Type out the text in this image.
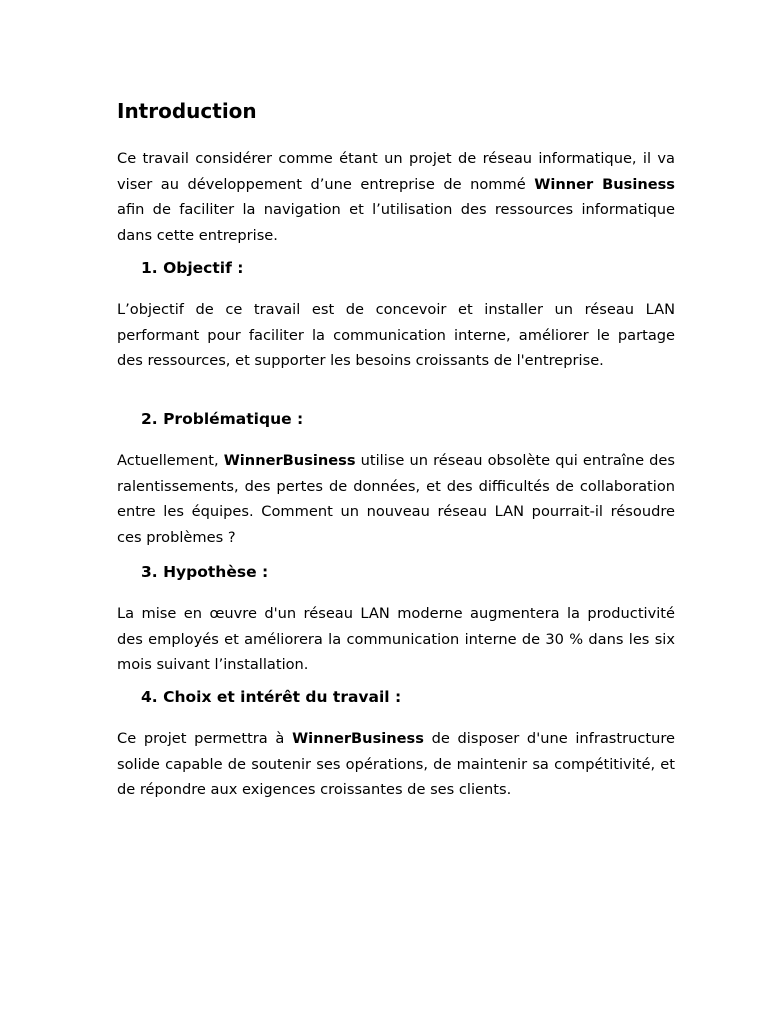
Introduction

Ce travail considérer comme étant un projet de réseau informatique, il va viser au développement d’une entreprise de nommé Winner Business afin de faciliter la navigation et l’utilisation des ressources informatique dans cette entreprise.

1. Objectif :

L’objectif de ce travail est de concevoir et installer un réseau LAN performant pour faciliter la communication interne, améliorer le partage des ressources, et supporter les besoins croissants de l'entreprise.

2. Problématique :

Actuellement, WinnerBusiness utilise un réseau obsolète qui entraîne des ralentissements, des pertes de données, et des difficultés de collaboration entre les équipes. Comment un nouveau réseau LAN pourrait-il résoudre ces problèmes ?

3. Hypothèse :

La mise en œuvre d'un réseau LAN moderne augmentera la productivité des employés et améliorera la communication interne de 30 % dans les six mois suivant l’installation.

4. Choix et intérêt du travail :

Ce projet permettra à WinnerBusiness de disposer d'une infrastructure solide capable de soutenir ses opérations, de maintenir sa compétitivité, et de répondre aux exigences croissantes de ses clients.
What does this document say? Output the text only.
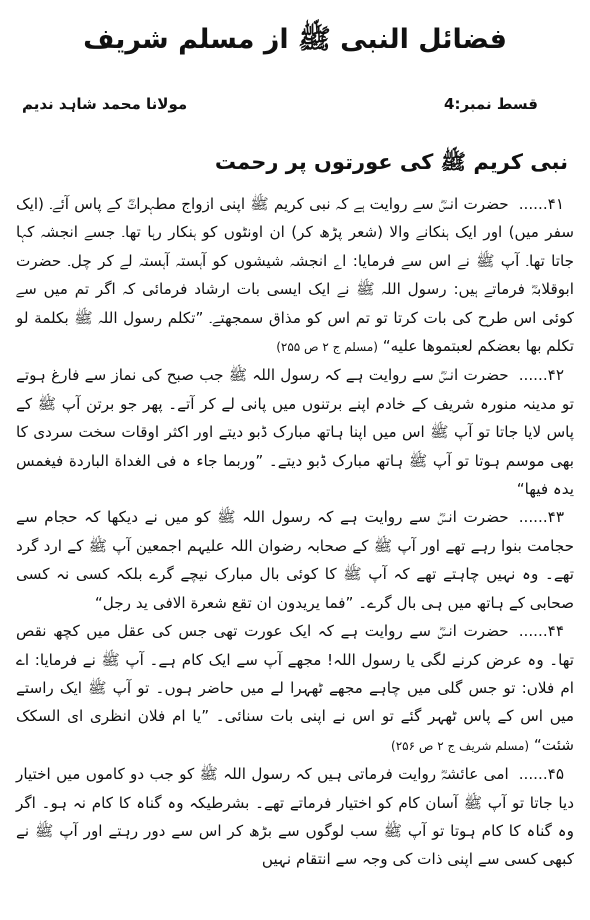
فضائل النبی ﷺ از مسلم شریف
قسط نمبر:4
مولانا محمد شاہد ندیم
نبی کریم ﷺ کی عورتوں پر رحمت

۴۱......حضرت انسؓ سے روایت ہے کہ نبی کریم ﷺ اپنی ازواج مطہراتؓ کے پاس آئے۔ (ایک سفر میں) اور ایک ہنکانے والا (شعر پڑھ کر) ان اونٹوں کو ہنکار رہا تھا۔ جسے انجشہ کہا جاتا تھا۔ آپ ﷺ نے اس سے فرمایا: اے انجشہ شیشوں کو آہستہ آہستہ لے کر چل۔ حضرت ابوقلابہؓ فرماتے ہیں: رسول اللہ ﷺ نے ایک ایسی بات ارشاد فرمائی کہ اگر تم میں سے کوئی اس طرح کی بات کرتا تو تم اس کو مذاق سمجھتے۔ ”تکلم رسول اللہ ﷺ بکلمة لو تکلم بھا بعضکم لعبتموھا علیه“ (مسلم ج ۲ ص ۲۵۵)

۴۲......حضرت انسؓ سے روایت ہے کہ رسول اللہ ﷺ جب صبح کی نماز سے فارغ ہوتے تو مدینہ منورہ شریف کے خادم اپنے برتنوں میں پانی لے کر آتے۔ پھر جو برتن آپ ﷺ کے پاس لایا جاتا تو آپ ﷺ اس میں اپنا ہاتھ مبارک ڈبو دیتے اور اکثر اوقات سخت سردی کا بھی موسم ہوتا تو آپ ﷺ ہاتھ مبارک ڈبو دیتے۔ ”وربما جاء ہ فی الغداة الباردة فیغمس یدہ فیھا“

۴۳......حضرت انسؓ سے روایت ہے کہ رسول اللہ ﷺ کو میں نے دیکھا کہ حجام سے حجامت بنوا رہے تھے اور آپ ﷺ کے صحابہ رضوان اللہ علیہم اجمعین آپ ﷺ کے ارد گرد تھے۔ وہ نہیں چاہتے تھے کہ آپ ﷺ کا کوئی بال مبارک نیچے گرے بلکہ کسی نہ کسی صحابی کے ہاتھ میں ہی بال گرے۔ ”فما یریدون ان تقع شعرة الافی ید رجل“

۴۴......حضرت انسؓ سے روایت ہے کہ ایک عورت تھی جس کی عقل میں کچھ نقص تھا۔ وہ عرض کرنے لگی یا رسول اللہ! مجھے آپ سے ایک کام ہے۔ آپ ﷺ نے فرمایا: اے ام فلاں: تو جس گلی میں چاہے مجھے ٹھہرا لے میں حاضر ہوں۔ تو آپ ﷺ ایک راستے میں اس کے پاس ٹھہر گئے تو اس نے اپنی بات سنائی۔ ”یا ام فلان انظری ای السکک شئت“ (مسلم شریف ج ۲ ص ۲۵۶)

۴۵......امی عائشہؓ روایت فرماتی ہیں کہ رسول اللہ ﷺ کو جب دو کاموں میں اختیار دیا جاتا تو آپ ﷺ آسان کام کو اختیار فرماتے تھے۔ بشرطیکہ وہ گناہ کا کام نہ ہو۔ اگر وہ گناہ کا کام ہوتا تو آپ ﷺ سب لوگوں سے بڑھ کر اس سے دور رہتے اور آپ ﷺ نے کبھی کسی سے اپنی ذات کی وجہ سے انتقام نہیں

...

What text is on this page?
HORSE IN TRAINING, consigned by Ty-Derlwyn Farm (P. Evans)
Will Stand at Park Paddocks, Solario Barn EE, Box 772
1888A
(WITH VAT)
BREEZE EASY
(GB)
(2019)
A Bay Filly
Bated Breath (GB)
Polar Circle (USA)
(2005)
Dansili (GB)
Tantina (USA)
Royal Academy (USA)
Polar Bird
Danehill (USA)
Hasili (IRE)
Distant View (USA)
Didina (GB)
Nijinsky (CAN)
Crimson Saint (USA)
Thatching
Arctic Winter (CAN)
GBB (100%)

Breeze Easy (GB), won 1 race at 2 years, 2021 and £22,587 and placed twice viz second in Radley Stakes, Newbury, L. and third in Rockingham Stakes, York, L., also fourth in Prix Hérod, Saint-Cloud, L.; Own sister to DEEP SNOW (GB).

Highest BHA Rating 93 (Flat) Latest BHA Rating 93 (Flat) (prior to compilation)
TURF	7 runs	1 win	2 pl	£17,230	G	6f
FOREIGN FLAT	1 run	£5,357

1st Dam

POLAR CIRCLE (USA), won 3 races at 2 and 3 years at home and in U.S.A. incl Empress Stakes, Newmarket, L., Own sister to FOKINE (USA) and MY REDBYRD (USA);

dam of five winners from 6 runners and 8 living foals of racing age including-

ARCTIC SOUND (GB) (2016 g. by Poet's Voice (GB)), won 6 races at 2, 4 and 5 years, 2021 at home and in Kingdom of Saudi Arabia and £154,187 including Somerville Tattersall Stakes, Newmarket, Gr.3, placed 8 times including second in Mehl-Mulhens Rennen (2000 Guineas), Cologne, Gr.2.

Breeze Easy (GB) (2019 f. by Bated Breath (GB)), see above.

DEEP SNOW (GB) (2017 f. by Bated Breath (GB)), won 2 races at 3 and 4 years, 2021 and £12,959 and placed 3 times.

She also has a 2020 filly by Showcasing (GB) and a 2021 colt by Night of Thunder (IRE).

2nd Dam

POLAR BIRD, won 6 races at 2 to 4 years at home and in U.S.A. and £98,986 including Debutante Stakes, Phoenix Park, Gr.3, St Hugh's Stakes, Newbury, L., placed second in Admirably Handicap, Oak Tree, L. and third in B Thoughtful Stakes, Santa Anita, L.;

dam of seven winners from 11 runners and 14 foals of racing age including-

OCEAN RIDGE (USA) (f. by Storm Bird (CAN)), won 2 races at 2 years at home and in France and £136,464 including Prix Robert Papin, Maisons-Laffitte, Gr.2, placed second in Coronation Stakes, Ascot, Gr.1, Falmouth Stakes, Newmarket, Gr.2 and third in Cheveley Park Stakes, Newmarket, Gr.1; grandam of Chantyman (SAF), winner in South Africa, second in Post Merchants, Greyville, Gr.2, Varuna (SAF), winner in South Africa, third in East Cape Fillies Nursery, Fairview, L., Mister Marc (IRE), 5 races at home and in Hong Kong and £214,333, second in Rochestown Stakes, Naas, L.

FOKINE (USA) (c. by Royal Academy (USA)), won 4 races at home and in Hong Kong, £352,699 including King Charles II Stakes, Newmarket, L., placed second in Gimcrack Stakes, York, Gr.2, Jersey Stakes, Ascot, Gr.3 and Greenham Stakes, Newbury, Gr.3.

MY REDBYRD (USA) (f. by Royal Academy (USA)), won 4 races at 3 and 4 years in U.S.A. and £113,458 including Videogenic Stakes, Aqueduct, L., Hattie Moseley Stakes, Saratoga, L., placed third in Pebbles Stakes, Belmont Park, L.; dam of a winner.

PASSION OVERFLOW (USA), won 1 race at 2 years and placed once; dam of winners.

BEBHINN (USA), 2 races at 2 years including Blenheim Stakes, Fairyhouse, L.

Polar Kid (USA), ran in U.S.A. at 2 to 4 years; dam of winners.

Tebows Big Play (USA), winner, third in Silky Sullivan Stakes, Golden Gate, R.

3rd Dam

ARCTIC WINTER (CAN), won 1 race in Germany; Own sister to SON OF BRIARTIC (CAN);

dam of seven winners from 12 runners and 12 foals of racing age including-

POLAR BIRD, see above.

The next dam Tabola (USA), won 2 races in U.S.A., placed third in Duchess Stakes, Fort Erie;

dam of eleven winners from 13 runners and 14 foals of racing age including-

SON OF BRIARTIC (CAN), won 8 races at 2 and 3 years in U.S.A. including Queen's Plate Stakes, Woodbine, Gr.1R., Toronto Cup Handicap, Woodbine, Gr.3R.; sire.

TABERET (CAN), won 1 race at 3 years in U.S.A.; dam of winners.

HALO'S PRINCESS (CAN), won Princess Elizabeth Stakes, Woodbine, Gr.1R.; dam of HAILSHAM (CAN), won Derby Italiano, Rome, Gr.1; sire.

* * *

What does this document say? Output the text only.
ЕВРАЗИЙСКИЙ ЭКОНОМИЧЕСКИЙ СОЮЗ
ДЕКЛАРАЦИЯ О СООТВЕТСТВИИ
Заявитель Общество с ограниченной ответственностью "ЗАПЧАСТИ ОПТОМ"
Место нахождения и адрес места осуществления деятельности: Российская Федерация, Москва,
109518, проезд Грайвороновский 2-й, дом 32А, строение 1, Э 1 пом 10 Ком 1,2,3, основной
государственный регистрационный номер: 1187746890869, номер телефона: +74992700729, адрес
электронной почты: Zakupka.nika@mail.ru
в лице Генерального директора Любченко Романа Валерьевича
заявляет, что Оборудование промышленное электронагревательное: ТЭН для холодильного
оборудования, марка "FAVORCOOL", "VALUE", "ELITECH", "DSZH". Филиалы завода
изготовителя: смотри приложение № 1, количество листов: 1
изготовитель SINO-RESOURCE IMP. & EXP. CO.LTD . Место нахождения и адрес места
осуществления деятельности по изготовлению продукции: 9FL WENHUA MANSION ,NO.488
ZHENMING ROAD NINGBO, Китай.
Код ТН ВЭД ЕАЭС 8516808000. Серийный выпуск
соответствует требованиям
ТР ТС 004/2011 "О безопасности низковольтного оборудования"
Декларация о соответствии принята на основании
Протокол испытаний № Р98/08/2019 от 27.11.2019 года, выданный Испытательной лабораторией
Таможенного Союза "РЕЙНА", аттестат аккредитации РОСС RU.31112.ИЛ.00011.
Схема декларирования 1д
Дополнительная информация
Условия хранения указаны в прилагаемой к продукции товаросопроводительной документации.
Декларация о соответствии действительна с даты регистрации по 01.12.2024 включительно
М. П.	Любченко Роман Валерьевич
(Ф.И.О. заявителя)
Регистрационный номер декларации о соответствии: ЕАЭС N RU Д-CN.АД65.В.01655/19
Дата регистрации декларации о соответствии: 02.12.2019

Direction
Every line of the listing that holds "декларации" should be found and copied.

Reply to the task
Регистрационный номер декларации о соответствии: ЕАЭС N RU Д-CN.АД65.В.01655/19
Дата регистрации декларации о соответствии: 02.12.2019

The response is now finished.